● **Records for this exercise**
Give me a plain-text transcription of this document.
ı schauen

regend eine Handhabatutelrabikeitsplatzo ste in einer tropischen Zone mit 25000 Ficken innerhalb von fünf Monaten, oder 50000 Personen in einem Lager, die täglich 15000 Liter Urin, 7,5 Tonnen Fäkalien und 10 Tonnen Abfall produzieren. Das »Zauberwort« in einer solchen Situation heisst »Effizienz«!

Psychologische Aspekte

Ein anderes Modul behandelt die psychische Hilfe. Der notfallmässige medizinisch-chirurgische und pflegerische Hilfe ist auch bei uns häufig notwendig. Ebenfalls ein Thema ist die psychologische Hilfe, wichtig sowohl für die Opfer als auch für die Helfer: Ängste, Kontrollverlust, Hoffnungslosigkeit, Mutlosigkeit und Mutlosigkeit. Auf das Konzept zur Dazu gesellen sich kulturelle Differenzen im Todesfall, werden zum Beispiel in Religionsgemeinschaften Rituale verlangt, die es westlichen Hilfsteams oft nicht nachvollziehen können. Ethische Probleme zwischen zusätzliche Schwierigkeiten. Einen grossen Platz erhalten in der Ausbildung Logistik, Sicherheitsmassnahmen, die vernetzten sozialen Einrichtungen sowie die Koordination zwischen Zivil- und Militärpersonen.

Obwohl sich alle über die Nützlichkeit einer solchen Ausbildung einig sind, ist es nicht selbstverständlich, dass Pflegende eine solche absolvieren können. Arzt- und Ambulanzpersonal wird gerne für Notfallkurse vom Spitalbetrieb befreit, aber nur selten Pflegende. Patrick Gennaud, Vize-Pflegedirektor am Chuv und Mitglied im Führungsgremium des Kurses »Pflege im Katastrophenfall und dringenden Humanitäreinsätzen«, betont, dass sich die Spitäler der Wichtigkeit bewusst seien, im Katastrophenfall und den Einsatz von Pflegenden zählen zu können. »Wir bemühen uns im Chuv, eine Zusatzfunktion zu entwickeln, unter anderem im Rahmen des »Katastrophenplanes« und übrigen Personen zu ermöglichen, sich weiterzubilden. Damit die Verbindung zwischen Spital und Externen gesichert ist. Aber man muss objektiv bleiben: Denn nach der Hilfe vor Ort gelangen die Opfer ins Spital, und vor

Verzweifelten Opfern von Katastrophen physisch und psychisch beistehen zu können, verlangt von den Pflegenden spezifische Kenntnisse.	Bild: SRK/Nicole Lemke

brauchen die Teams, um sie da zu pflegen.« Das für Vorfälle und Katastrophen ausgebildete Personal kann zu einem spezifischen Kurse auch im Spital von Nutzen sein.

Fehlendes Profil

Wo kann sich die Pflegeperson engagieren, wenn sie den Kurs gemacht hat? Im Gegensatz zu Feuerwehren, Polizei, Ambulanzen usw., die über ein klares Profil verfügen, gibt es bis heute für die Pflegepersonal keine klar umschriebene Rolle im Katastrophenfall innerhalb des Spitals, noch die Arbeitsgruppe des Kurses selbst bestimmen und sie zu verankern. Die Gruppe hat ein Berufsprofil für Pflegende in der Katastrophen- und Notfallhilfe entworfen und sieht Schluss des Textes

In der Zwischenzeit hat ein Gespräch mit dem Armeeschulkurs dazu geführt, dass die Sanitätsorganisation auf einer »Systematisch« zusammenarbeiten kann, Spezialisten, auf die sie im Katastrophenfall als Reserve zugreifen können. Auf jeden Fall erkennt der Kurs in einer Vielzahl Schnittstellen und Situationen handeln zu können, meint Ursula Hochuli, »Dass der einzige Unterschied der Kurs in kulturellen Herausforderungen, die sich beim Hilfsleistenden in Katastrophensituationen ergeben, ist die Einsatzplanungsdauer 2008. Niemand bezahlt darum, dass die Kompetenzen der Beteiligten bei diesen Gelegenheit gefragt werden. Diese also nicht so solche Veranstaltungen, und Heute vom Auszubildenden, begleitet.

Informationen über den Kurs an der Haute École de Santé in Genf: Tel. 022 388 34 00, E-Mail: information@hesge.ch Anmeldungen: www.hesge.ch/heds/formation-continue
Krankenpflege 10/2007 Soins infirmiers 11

● **Task statement**
Find the lines above holding the word "einem" and show them.

● **Final answer**
regend eine Handhabatutelrabikeitsplatzo ste in einer tropischen Zone mit 25000 Ficken innerhalb von fünf Monaten, oder 50000 Personen in einem Lager, die täglich 15000 Liter Urin, 7,5 Tonnen Fäkalien und 10 Tonnen Abfall produzieren. Das »Zauberwort« in einer solchen Situation heisst »Effizienz«!
brauchen die Teams, um sie da zu pflegen.« Das für Vorfälle und Katastrophen ausgebildete Personal kann zu einem spezifischen Kurse auch im Spital von Nutzen sein.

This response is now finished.